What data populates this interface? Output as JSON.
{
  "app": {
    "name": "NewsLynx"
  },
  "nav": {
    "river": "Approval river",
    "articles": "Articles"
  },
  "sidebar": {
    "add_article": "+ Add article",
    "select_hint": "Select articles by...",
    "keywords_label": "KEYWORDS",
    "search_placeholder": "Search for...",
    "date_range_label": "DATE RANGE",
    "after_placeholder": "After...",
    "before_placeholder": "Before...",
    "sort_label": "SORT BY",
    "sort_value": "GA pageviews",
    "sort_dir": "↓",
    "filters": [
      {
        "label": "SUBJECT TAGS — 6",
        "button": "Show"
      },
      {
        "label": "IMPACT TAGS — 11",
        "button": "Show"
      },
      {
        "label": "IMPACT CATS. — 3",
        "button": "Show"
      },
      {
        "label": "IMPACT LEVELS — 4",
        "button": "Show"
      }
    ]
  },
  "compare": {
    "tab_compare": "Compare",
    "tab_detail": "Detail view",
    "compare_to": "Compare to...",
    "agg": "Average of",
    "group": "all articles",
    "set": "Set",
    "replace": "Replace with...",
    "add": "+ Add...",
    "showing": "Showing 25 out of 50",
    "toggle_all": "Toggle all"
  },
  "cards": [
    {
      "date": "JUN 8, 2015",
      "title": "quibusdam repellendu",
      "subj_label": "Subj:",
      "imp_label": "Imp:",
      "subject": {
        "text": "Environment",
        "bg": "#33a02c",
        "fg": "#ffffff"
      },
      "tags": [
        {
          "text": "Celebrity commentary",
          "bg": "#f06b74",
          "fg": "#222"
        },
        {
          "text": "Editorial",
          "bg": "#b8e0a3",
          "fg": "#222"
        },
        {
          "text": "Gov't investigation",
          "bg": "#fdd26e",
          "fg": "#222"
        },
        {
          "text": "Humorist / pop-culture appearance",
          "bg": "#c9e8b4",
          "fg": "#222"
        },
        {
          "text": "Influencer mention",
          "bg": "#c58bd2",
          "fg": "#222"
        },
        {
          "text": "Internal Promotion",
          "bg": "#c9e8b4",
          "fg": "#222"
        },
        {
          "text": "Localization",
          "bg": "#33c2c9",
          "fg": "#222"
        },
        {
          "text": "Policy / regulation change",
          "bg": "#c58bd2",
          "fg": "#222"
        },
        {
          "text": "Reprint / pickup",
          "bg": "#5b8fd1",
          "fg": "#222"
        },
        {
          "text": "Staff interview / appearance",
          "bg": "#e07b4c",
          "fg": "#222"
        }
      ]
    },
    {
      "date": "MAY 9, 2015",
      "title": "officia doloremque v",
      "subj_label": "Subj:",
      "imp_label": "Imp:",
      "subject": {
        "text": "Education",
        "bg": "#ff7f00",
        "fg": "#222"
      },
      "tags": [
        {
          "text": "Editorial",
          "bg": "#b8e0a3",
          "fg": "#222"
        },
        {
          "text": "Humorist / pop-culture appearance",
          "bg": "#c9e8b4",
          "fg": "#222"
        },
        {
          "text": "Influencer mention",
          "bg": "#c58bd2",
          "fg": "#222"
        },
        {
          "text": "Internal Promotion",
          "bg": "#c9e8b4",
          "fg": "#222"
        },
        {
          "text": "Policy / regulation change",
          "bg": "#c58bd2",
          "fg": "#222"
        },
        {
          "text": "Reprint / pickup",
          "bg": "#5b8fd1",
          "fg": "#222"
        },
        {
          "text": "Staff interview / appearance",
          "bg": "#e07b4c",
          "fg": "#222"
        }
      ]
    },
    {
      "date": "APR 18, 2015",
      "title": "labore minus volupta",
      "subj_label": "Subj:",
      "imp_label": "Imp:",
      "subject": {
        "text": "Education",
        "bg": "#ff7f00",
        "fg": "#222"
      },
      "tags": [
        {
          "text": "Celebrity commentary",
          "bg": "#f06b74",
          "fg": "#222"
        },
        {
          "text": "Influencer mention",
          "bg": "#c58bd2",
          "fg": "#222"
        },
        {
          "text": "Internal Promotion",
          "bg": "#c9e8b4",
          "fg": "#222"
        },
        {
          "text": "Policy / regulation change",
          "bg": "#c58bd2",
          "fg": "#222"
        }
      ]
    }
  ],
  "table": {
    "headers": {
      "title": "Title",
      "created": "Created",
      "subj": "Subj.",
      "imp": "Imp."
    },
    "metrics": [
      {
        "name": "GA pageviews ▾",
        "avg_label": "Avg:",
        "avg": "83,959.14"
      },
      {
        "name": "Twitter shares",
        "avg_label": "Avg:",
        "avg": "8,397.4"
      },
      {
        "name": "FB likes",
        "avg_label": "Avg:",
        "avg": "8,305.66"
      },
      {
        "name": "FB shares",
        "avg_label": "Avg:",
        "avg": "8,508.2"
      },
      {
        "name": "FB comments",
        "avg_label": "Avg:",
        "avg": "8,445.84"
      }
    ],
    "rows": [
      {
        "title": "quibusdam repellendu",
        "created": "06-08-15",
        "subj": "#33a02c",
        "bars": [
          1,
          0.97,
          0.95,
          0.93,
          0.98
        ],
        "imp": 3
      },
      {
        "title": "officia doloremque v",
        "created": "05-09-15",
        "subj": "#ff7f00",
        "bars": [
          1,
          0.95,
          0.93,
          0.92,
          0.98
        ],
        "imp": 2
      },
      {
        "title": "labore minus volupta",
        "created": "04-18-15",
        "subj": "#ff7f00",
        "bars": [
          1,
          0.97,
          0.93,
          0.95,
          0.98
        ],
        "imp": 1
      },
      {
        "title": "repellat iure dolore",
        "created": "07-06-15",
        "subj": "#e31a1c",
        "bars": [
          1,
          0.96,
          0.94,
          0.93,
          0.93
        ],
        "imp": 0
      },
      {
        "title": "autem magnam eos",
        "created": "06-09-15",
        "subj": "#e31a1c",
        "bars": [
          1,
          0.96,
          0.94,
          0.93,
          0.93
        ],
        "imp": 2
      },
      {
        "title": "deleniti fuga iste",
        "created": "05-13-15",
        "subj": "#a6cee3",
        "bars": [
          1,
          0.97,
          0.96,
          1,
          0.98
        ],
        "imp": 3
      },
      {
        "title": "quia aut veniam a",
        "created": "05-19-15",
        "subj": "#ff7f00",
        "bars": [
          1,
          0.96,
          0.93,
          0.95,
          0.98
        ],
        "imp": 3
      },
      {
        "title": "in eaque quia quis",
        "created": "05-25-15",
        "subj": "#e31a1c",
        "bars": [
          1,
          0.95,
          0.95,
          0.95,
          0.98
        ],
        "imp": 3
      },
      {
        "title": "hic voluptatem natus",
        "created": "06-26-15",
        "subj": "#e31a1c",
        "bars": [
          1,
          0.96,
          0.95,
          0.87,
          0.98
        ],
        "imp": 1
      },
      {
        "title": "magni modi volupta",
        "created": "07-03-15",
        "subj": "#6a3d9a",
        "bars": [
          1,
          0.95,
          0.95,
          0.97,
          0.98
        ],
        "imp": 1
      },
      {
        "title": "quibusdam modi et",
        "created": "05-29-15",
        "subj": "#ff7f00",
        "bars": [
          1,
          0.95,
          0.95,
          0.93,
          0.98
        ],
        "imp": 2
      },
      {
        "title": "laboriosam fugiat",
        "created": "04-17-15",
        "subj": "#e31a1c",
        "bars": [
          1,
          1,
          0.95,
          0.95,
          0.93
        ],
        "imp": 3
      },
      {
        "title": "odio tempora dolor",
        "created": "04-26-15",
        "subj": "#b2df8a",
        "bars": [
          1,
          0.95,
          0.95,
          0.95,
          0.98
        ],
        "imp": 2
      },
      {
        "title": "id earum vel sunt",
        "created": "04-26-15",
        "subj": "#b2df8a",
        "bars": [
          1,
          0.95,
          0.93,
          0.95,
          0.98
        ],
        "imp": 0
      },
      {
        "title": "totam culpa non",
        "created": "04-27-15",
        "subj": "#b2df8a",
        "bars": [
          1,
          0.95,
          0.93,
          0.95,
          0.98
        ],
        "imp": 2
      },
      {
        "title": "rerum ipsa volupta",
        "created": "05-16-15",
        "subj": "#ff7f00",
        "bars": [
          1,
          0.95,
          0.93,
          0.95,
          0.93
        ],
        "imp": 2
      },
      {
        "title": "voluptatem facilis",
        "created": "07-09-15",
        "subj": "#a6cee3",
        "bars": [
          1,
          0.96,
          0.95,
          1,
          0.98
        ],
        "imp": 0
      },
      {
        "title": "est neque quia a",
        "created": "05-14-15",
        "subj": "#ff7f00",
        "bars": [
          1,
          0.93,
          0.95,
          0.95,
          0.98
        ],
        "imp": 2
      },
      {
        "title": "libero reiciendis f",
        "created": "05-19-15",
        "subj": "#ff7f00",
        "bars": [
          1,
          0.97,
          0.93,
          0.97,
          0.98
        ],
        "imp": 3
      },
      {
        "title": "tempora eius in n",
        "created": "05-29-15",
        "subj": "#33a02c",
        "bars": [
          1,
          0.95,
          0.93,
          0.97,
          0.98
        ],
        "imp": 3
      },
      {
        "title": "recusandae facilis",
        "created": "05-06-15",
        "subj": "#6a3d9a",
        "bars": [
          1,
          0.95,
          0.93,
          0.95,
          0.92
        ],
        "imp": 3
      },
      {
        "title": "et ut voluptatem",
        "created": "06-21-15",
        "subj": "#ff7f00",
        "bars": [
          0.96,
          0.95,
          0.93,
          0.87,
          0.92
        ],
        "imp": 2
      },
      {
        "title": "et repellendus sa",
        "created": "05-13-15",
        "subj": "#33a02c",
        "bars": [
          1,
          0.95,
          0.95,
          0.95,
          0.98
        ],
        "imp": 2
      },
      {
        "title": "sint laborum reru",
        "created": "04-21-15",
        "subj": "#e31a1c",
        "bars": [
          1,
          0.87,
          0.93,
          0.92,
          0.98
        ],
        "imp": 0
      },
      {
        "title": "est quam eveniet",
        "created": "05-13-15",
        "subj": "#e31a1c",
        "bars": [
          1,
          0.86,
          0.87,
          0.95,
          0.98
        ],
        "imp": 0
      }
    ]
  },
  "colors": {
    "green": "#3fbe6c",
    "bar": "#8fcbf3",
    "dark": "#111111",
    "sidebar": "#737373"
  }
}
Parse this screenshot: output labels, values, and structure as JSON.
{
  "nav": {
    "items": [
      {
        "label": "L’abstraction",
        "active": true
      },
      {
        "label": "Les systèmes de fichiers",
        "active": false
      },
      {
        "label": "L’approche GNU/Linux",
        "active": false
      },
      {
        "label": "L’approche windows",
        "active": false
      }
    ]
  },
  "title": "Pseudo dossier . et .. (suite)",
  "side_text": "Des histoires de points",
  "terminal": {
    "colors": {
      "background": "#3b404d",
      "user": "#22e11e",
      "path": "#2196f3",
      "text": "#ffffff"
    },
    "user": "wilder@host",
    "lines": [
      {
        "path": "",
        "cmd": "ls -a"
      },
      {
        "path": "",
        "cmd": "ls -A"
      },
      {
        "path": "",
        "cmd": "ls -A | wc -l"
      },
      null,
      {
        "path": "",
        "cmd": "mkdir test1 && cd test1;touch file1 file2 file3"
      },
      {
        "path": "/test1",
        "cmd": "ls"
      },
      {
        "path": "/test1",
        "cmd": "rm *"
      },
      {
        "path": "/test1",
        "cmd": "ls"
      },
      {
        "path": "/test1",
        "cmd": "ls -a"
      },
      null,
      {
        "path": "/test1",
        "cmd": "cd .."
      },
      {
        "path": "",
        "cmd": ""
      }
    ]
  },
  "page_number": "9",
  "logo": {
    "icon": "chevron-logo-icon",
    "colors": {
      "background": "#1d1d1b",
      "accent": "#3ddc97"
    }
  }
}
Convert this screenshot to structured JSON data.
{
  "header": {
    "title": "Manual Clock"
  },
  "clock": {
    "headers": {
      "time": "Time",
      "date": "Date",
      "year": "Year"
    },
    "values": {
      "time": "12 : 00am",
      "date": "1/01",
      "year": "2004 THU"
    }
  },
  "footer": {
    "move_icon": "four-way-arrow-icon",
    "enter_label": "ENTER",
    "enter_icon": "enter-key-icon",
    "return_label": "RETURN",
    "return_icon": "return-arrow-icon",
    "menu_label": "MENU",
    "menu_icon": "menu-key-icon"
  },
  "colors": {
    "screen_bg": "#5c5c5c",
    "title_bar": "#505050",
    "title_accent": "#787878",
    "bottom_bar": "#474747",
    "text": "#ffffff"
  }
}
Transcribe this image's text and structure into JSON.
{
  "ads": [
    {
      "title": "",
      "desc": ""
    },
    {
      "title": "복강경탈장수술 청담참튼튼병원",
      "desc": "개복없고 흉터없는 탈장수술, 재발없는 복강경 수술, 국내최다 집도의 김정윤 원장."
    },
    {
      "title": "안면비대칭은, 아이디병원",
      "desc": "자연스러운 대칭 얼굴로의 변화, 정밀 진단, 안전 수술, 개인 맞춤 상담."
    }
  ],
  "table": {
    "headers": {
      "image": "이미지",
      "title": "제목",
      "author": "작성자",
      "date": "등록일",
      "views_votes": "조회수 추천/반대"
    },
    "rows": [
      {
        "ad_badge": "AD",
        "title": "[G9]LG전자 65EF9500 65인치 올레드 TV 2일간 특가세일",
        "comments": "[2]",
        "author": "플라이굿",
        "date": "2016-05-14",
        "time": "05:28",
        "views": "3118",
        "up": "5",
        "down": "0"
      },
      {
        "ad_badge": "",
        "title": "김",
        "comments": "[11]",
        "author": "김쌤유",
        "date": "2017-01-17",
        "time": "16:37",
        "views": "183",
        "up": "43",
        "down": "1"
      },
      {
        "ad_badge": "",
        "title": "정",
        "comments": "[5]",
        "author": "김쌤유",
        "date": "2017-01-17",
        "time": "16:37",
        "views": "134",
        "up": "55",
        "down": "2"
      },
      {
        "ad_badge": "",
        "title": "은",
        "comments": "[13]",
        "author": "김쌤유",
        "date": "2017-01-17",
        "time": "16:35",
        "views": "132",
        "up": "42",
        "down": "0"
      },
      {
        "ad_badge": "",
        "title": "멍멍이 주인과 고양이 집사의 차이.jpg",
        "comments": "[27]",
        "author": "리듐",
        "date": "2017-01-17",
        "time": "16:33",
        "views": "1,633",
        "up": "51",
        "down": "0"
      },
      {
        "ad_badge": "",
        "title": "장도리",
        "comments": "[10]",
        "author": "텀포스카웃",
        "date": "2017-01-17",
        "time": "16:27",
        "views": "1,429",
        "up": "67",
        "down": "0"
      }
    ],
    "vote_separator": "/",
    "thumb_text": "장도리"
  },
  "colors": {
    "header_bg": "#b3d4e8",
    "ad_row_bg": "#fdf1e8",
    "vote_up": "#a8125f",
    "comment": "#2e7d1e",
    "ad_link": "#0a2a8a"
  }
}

▶ [What you need to do]: Extract every line containing the string "comments" from the material.

▶ [Expected answer]:
        "name": "FB comments",
        "comments": "[2]",
        "comments": "[11]",
        "comments": "[5]",
        "comments": "[13]",
        "comments": "[27]",
        "comments": "[10]",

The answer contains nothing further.